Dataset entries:
━━━━━━━━━━━━━━━━━━━━

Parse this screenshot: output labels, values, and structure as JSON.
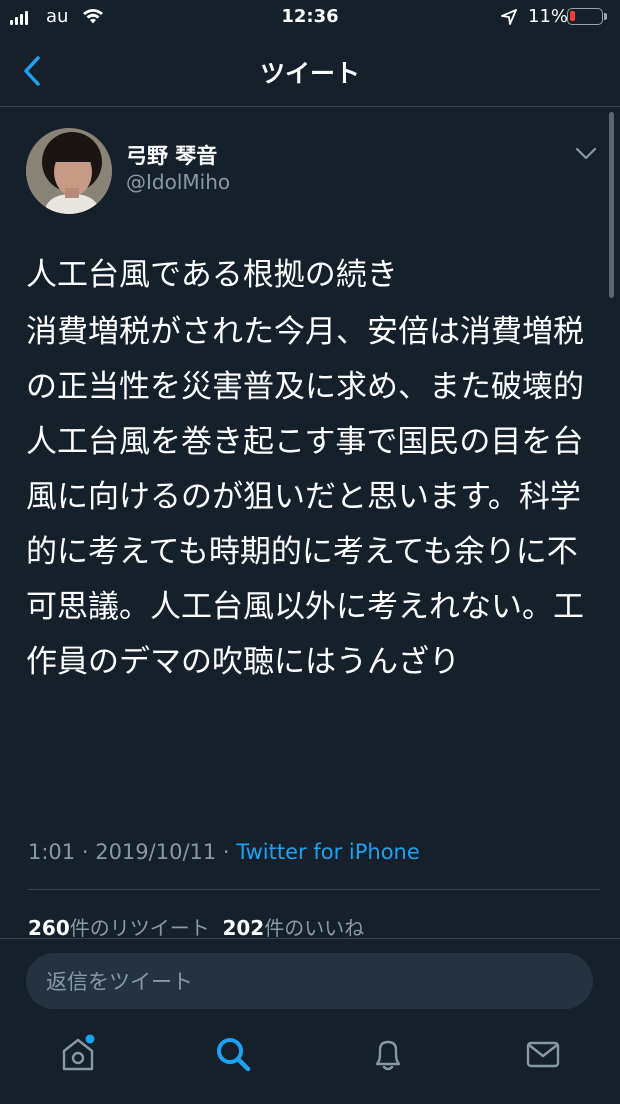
{
  "status_bar": {
    "carrier": "au",
    "time": "12:36",
    "battery": "11%"
  },
  "header": {
    "title": "ツイート"
  },
  "author": {
    "name": "弓野 琴音",
    "handle": "@IdolMiho"
  },
  "tweet": {
    "line1": "人工台風である根拠の続き",
    "body": "消費増税がされた今月、安倍は消費増税の正当性を災害普及に求め、また破壊的人工台風を巻き起こす事で国民の目を台風に向けるのが狙いだと思います。科学的に考えても時期的に考えても余りに不可思議。人工台風以外に考えれない。工作員のデマの吹聴にはうんざり"
  },
  "meta": {
    "time": "1:01",
    "date": "2019/10/11",
    "sep": " · ",
    "source": "Twitter for iPhone"
  },
  "stats": {
    "retweets": "260",
    "retweets_label": "件のリツイート",
    "likes": "202",
    "likes_label": "件のいいね"
  },
  "reply": {
    "placeholder": "返信をツイート"
  },
  "tabs": [
    "home-icon",
    "search-icon",
    "notifications-icon",
    "messages-icon"
  ],
  "colors": {
    "background": "#15202b",
    "accent": "#1da1f2",
    "secondary_text": "#8899a6"
  }
}
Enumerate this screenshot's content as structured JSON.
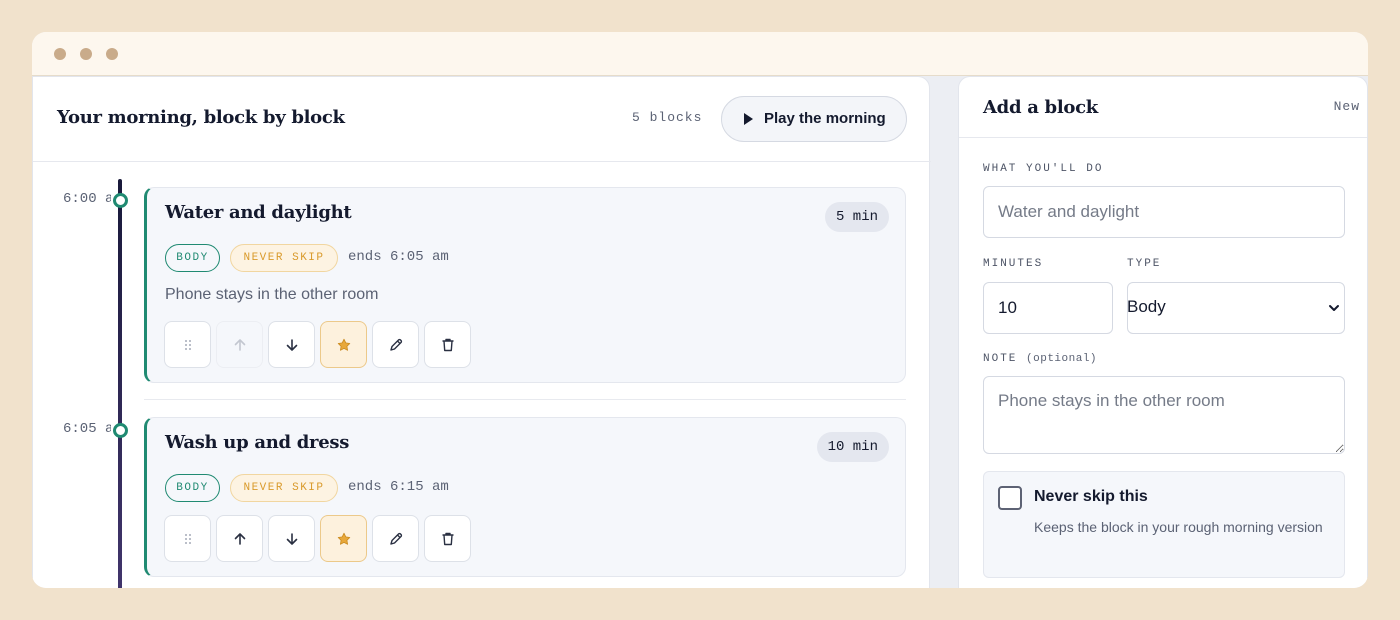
{
  "window": {},
  "timeline": {
    "title": "Your morning, block by block",
    "count_label": "5 blocks",
    "play_label": "Play the morning",
    "blocks": [
      {
        "time": "6:00 am",
        "title": "Water and daylight",
        "duration": "5 min",
        "tags": [
          "BODY",
          "NEVER SKIP"
        ],
        "ends": "ends 6:05 am",
        "note": "Phone stays in the other room",
        "move_up_enabled": false
      },
      {
        "time": "6:05 am",
        "title": "Wash up and dress",
        "duration": "10 min",
        "tags": [
          "BODY",
          "NEVER SKIP"
        ],
        "ends": "ends 6:15 am",
        "move_up_enabled": true
      }
    ]
  },
  "form": {
    "title": "Add a block",
    "badge": "New",
    "what_label": "WHAT YOU'LL DO",
    "what_placeholder": "Water and daylight",
    "minutes_label": "MINUTES",
    "minutes_value": "10",
    "type_label": "TYPE",
    "type_value": "Body",
    "note_label": "NOTE",
    "note_optional": "(optional)",
    "note_placeholder": "Phone stays in the other room",
    "never_skip_title": "Never skip this",
    "never_skip_desc": "Keeps the block in your rough morning version",
    "never_skip_checked": false
  },
  "colors": {
    "page_bg": "#f1e2cc",
    "accent_green": "#208a72",
    "accent_amber": "#d99a2b",
    "timeline_dark": "#19193a",
    "text_dark": "#141a2e"
  }
}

━━━━━━━━━━━━━━━━━━━━

*WHAT YOU ARE ASKED TO DO:*
Print all entries exactly. The images do not belong in the copy.

*TASK RESPONSE:*
Parse this screenshot: output labels, values, and structure as JSON.
{
  "status_bar": {
    "carrier": "au",
    "time": "12:36",
    "battery": "11%"
  },
  "header": {
    "title": "ツイート"
  },
  "author": {
    "name": "弓野 琴音",
    "handle": "@IdolMiho"
  },
  "tweet": {
    "line1": "人工台風である根拠の続き",
    "body": "消費増税がされた今月、安倍は消費増税の正当性を災害普及に求め、また破壊的人工台風を巻き起こす事で国民の目を台風に向けるのが狙いだと思います。科学的に考えても時期的に考えても余りに不可思議。人工台風以外に考えれない。工作員のデマの吹聴にはうんざり"
  },
  "meta": {
    "time": "1:01",
    "date": "2019/10/11",
    "sep": " · ",
    "source": "Twitter for iPhone"
  },
  "stats": {
    "retweets": "260",
    "retweets_label": "件のリツイート",
    "likes": "202",
    "likes_label": "件のいいね"
  },
  "reply": {
    "placeholder": "返信をツイート"
  },
  "tabs": [
    "home-icon",
    "search-icon",
    "notifications-icon",
    "messages-icon"
  ],
  "colors": {
    "background": "#15202b",
    "accent": "#1da1f2",
    "secondary_text": "#8899a6"
  }
}
Enumerate this screenshot's content as structured JSON.
{
  "window": {},
  "timeline": {
    "title": "Your morning, block by block",
    "count_label": "5 blocks",
    "play_label": "Play the morning",
    "blocks": [
      {
        "time": "6:00 am",
        "title": "Water and daylight",
        "duration": "5 min",
        "tags": [
          "BODY",
          "NEVER SKIP"
        ],
        "ends": "ends 6:05 am",
        "note": "Phone stays in the other room",
        "move_up_enabled": false
      },
      {
        "time": "6:05 am",
        "title": "Wash up and dress",
        "duration": "10 min",
        "tags": [
          "BODY",
          "NEVER SKIP"
        ],
        "ends": "ends 6:15 am",
        "move_up_enabled": true
      }
    ]
  },
  "form": {
    "title": "Add a block",
    "badge": "New",
    "what_label": "WHAT YOU'LL DO",
    "what_placeholder": "Water and daylight",
    "minutes_label": "MINUTES",
    "minutes_value": "10",
    "type_label": "TYPE",
    "type_value": "Body",
    "note_label": "NOTE",
    "note_optional": "(optional)",
    "note_placeholder": "Phone stays in the other room",
    "never_skip_title": "Never skip this",
    "never_skip_desc": "Keeps the block in your rough morning version",
    "never_skip_checked": false
  },
  "colors": {
    "page_bg": "#f1e2cc",
    "accent_green": "#208a72",
    "accent_amber": "#d99a2b",
    "timeline_dark": "#19193a",
    "text_dark": "#141a2e"
  }
}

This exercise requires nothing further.